(INSTRUCTIONS FOR THE TASK)
Pull every line containing "mass" from the entries.

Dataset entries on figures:

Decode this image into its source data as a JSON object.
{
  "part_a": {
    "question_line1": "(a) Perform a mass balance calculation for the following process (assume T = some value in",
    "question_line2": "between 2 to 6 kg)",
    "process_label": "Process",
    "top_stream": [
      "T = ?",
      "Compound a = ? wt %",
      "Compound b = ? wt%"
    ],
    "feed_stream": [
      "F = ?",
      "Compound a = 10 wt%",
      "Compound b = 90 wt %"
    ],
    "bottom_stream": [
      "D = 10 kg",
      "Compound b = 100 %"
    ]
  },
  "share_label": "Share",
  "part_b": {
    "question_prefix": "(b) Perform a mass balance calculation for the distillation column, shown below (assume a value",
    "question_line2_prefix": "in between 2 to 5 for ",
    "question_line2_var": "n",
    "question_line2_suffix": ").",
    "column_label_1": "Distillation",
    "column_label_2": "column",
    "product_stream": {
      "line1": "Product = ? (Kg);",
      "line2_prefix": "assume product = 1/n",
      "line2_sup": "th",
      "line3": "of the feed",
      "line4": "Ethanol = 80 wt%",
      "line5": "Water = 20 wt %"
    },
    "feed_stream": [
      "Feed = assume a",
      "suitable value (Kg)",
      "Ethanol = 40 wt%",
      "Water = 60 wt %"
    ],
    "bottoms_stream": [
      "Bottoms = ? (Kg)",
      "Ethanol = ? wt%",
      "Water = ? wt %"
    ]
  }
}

(RESULT OF THIS EXERCISE)
    "question_line1": "(a) Perform a mass balance calculation for the following process (assume T = some value in",
    "question_prefix": "(b) Perform a mass balance calculation for the distillation column, shown below (assume a value",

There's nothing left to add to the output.